■ Your goal:
Copy every line that holds "within".

■ Exercise input:
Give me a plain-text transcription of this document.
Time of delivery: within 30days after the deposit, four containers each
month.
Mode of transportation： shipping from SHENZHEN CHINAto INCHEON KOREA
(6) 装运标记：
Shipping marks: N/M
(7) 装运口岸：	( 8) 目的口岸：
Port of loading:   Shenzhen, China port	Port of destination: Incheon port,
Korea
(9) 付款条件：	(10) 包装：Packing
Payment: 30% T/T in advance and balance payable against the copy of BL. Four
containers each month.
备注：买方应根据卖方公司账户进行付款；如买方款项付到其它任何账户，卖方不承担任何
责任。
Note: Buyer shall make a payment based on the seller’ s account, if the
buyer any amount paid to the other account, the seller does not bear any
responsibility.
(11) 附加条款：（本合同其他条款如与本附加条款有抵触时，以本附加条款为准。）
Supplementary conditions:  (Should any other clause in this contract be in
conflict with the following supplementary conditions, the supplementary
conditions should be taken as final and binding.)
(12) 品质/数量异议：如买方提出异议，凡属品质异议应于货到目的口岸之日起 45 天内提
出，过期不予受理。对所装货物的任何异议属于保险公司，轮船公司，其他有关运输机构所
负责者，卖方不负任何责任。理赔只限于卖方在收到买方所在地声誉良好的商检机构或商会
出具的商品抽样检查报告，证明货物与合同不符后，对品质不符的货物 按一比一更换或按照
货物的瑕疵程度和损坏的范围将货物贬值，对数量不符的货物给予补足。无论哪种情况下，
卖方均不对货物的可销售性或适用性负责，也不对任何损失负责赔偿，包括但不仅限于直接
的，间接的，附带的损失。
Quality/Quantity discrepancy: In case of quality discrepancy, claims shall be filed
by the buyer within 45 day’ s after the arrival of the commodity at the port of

■ Task output:
Time of delivery: within 30days after the deposit, four containers each
by the buyer within 45 day’ s after the arrival of the commodity at the port of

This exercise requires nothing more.